EXERCISE DIRECTIONS => Write out every line of the items below word for word, leaving out the pictures.

[Bounding box entries]
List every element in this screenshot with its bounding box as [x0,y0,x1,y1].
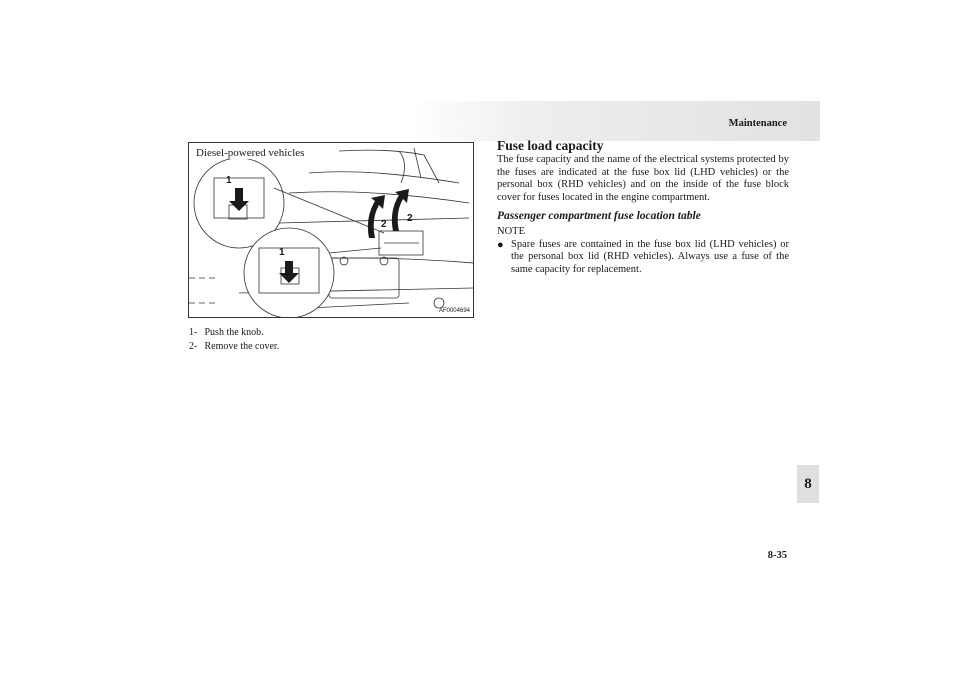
note-item [497,239,789,277]
figure-legend [189,326,279,354]
lift-arrow-icon [368,195,385,238]
callout-label: 1 [279,247,285,258]
note-text: Spare fuses are contained in the fuse box lid (LHD vehicles) or the personal box lid (RHD vehicles). Always use a fuse of the same capacity for replacement. [511,238,789,275]
engine-bay-drawing [189,143,474,318]
legend-item [189,340,279,354]
legend-number: 2- [189,341,198,352]
bullet-icon: ● [497,238,504,251]
section-heading: Fuse load capacity [497,138,604,153]
figure-image-code: AF0004694 [438,308,470,314]
legend-text: Push the knob. [204,327,264,338]
battery-shape [329,258,399,298]
main-content [497,138,789,276]
callout-label: 2 [381,219,387,230]
lift-arrow-icon [392,189,409,231]
note-label: NOTE [497,226,525,237]
legend-item [189,326,279,340]
legend-number: 1- [189,327,198,338]
engine-fuse-box-illustration [188,142,474,318]
callout-label: 2 [407,213,413,224]
legend-text: Remove the cover. [204,341,280,352]
callout-label: 1 [226,175,232,186]
subsection-heading: Passenger compartment fuse location table [497,210,701,222]
chapter-tab: 8 [797,465,819,503]
figure-caption: Diesel-powered vehicles [196,147,305,159]
body-paragraph: The fuse capacity and the name of the electrical systems protected by the fuses are indicated at the fuse box lid (LHD vehicles) or the personal box (RHD vehicles) and on the inside of the fuse block cover for fuses located in the engine compartment. [497,154,789,203]
section-title: Maintenance [728,118,787,129]
page-number: 8-35 [767,550,787,561]
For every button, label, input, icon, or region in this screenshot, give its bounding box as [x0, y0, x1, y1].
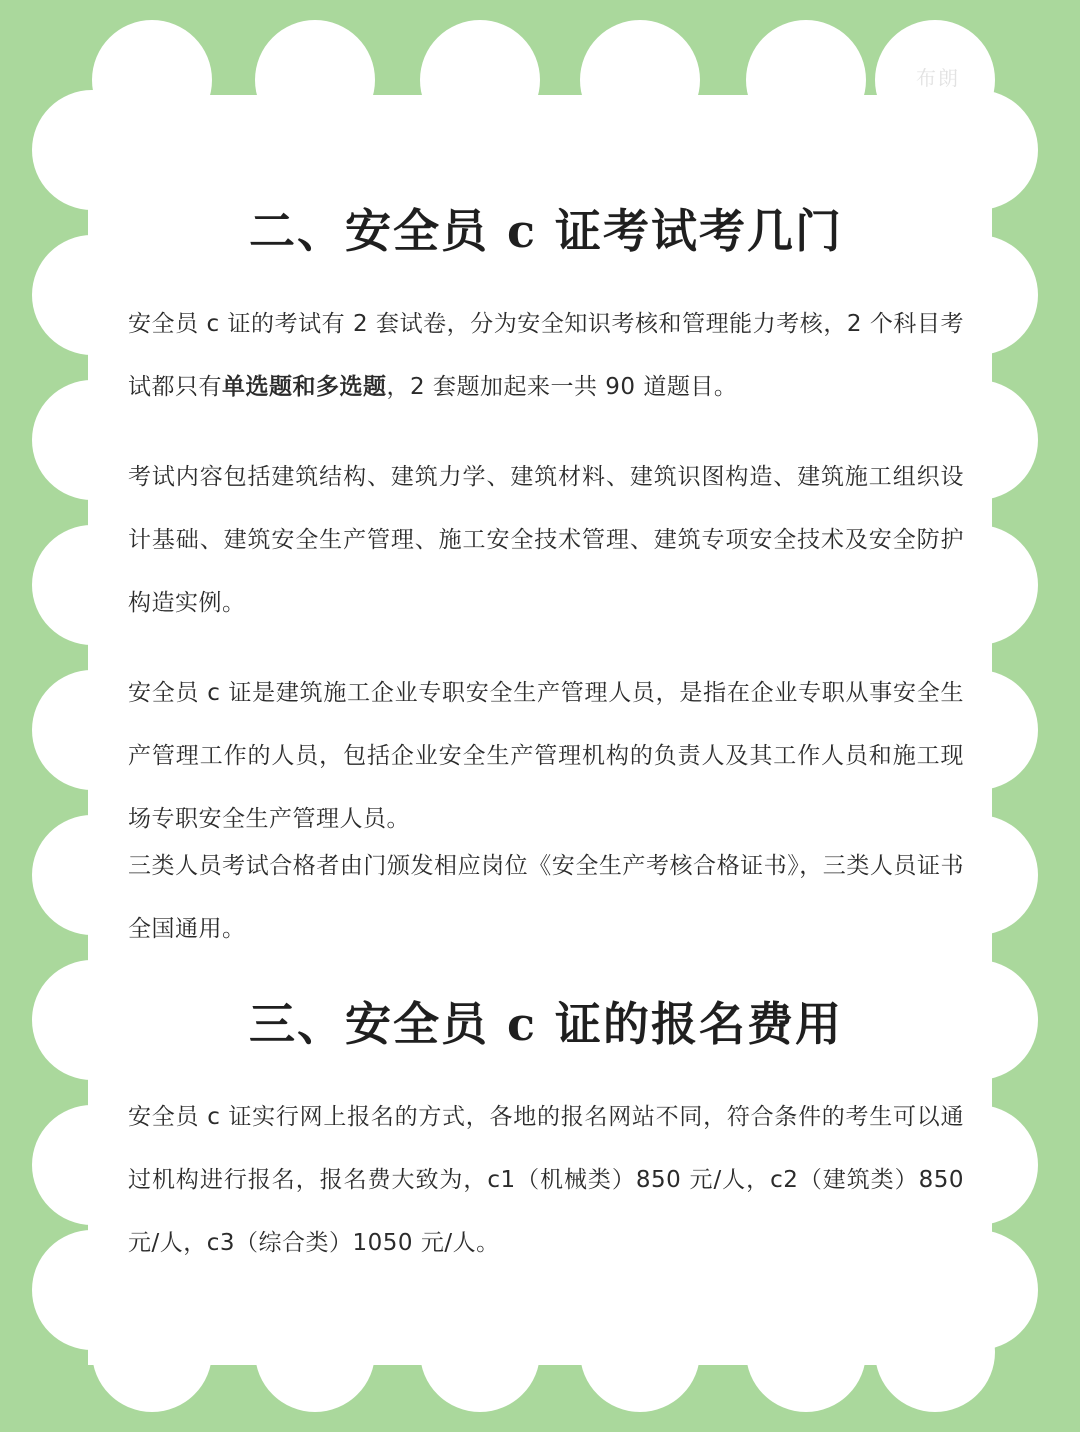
- p1-text-after: ，2 套题加起来一共 90 道题目。: [386, 374, 738, 400]
- section-2-paragraph-2: 考试内容包括建筑结构、建筑力学、建筑材料、建筑识图构造、建筑施工组织设计基础、建筑安全生产管理、施工安全技术管理、建筑专项安全技术及安全防护构造实例。: [128, 464, 964, 616]
- p1-text-before: 安全员 c 证的考试有 2 套试卷，分为安全知识考核和管理能力考核，2 个科目考试都只有: [128, 311, 964, 400]
- section-3-heading: 三、安全员 c 证的报名费用: [248, 997, 844, 1051]
- section-2-heading: 二、安全员 c 证考试考几门: [248, 204, 844, 258]
- section-2-paragraph-1: [128, 293, 964, 419]
- section-2-paragraph-4: 三类人员考试合格者由门颁发相应岗位《安全生产考核合格证书》，三类人员证书全国通用。: [128, 853, 964, 942]
- p1-bold-text: 单选题和多选题: [222, 374, 387, 400]
- section-2-paragraph-3: 安全员 c 证是建筑施工企业专职安全生产管理人员，是指在企业专职从事安全生产管理工作的人员，包括企业安全生产管理机构的负责人及其工作人员和施工现场专职安全生产管理人员。: [128, 680, 964, 832]
- watermark: 布朗: [916, 66, 960, 90]
- section-3-paragraph-1: 安全员 c 证实行网上报名的方式，各地的报名网站不同，符合条件的考生可以通过机构进行报名，报名费大致为，c1（机械类）850 元/人，c2（建筑类）850 元/人，c3（综合类）1050 元/人。: [128, 1104, 964, 1256]
- article-content: [128, 186, 964, 1275]
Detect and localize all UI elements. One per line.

SOLUTION BELOW =>
List every element in this screenshot with its bounding box as [x0,y0,x1,y1].
note-item [497,239,789,277]
figure-legend [189,326,279,354]
lift-arrow-icon [368,195,385,238]
callout-label: 1 [279,247,285,258]
note-text: Spare fuses are contained in the fuse box lid (LHD vehicles) or the personal box lid (RHD vehicles). Always use a fuse of the same capacity for replacement. [511,238,789,275]
engine-bay-drawing [189,143,474,318]
legend-item [189,340,279,354]
legend-number: 2- [189,341,198,352]
bullet-icon: ● [497,238,504,251]
section-heading: Fuse load capacity [497,138,604,153]
figure-image-code: AF0004694 [438,308,470,314]
legend-text: Push the knob. [204,327,264,338]
battery-shape [329,258,399,298]
main-content [497,138,789,276]
callout-label: 2 [381,219,387,230]
lift-arrow-icon [392,189,409,231]
note-label: NOTE [497,226,525,237]
legend-item [189,326,279,340]
legend-number: 1- [189,327,198,338]
engine-fuse-box-illustration [188,142,474,318]
callout-label: 2 [407,213,413,224]
legend-text: Remove the cover. [204,341,280,352]
callout-label: 1 [226,175,232,186]
subsection-heading: Passenger compartment fuse location table [497,210,701,222]
chapter-tab: 8 [797,465,819,503]
figure-caption: Diesel-powered vehicles [196,147,305,159]
body-paragraph: The fuse capacity and the name of the electrical systems protected by the fuses are indicated at the fuse box lid (LHD vehicles) or the personal box (RHD vehicles) and on the inside of the fuse block cover for fuses located in the engine compartment. [497,154,789,203]
section-title: Maintenance [728,118,787,129]
page-number: 8-35 [767,550,787,561]
For every button, label, input, icon, or region in this screenshot, give its bounding box as [x0, y0, x1, y1].
- p1-text-after: ，2 套题加起来一共 90 道题目。: [386, 374, 738, 400]
- section-2-paragraph-2: 考试内容包括建筑结构、建筑力学、建筑材料、建筑识图构造、建筑施工组织设计基础、建筑安全生产管理、施工安全技术管理、建筑专项安全技术及安全防护构造实例。: [128, 464, 964, 616]
- p1-text-before: 安全员 c 证的考试有 2 套试卷，分为安全知识考核和管理能力考核，2 个科目考试都只有: [128, 311, 964, 400]
- section-3-heading: 三、安全员 c 证的报名费用: [248, 997, 844, 1051]
- section-2-heading: 二、安全员 c 证考试考几门: [248, 204, 844, 258]
- section-2-paragraph-1: [128, 293, 964, 419]
- section-2-paragraph-4: 三类人员考试合格者由门颁发相应岗位《安全生产考核合格证书》，三类人员证书全国通用。: [128, 853, 964, 942]
- p1-bold-text: 单选题和多选题: [222, 374, 387, 400]
- section-2-paragraph-3: 安全员 c 证是建筑施工企业专职安全生产管理人员，是指在企业专职从事安全生产管理工作的人员，包括企业安全生产管理机构的负责人及其工作人员和施工现场专职安全生产管理人员。: [128, 680, 964, 832]
- watermark: 布朗: [916, 66, 960, 90]
- section-3-paragraph-1: 安全员 c 证实行网上报名的方式，各地的报名网站不同，符合条件的考生可以通过机构进行报名，报名费大致为，c1（机械类）850 元/人，c2（建筑类）850 元/人，c3（综合类）1050 元/人。: [128, 1104, 964, 1256]
- article-content: [128, 186, 964, 1275]
Detect and localize all UI elements. One per line.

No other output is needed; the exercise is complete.